What is being asked — Copy each of the entries below faithfully, setting aside any pictures.

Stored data
----
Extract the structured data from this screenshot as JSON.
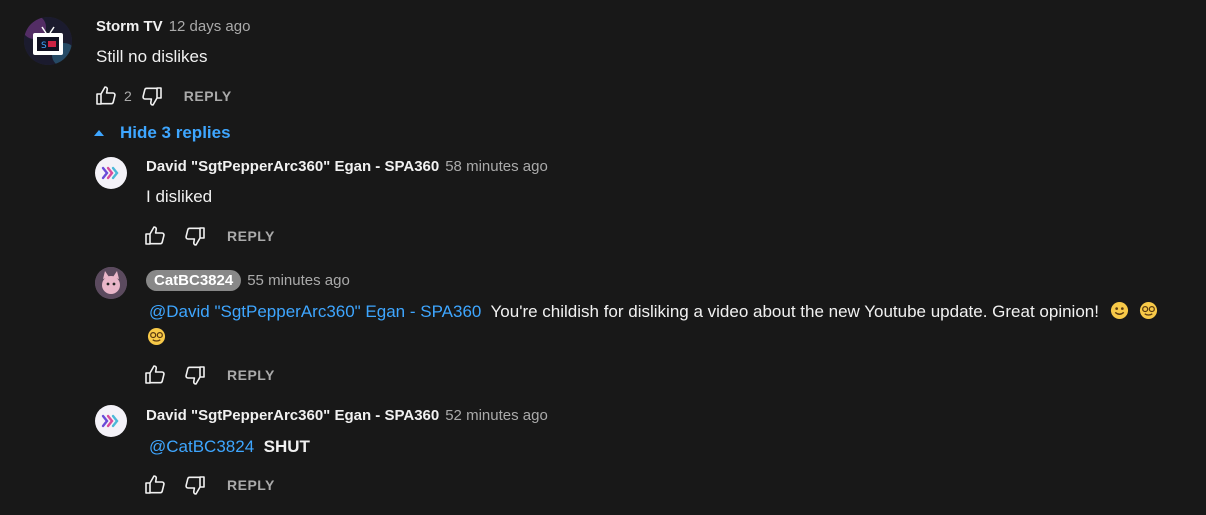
{
  "main_comment": {
    "author": "Storm TV",
    "time": "12 days ago",
    "text": "Still no dislikes",
    "like_count": "2",
    "reply_label": "REPLY"
  },
  "replies_toggle": {
    "label": "Hide 3 replies"
  },
  "replies": [
    {
      "author": "David \"SgtPepperArc360\" Egan - SPA360",
      "time": "58 minutes ago",
      "text": "I disliked",
      "reply_label": "REPLY"
    },
    {
      "author": "CatBC3824",
      "time": "55 minutes ago",
      "mention": "@David \"SgtPepperArc360\" Egan - SPA360",
      "text": "You're childish for disliking a video about the new Youtube update. Great opinion!",
      "reply_label": "REPLY"
    },
    {
      "author": "David \"SgtPepperArc360\" Egan - SPA360",
      "time": "52 minutes ago",
      "mention": "@CatBC3824",
      "text": "SHUT",
      "reply_label": "REPLY"
    }
  ],
  "colors": {
    "background": "#181818",
    "link": "#3ea6ff",
    "secondary_text": "#aaaaaa"
  },
  "icons": [
    "thumb-up-icon",
    "thumb-down-icon",
    "caret-up-icon",
    "smiley-emoji",
    "nerd-emoji"
  ]
}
----
Task result —
Extract the structured data from this screenshot as JSON.
{
  "main_comment": {
    "author": "Storm TV",
    "time": "12 days ago",
    "text": "Still no dislikes",
    "like_count": "2",
    "reply_label": "REPLY"
  },
  "replies_toggle": {
    "label": "Hide 3 replies"
  },
  "replies": [
    {
      "author": "David \"SgtPepperArc360\" Egan - SPA360",
      "time": "58 minutes ago",
      "text": "I disliked",
      "reply_label": "REPLY"
    },
    {
      "author": "CatBC3824",
      "time": "55 minutes ago",
      "mention": "@David \"SgtPepperArc360\" Egan - SPA360",
      "text": "You're childish for disliking a video about the new Youtube update. Great opinion!",
      "reply_label": "REPLY"
    },
    {
      "author": "David \"SgtPepperArc360\" Egan - SPA360",
      "time": "52 minutes ago",
      "mention": "@CatBC3824",
      "text": "SHUT",
      "reply_label": "REPLY"
    }
  ],
  "colors": {
    "background": "#181818",
    "link": "#3ea6ff",
    "secondary_text": "#aaaaaa"
  },
  "icons": [
    "thumb-up-icon",
    "thumb-down-icon",
    "caret-up-icon",
    "smiley-emoji",
    "nerd-emoji"
  ]
}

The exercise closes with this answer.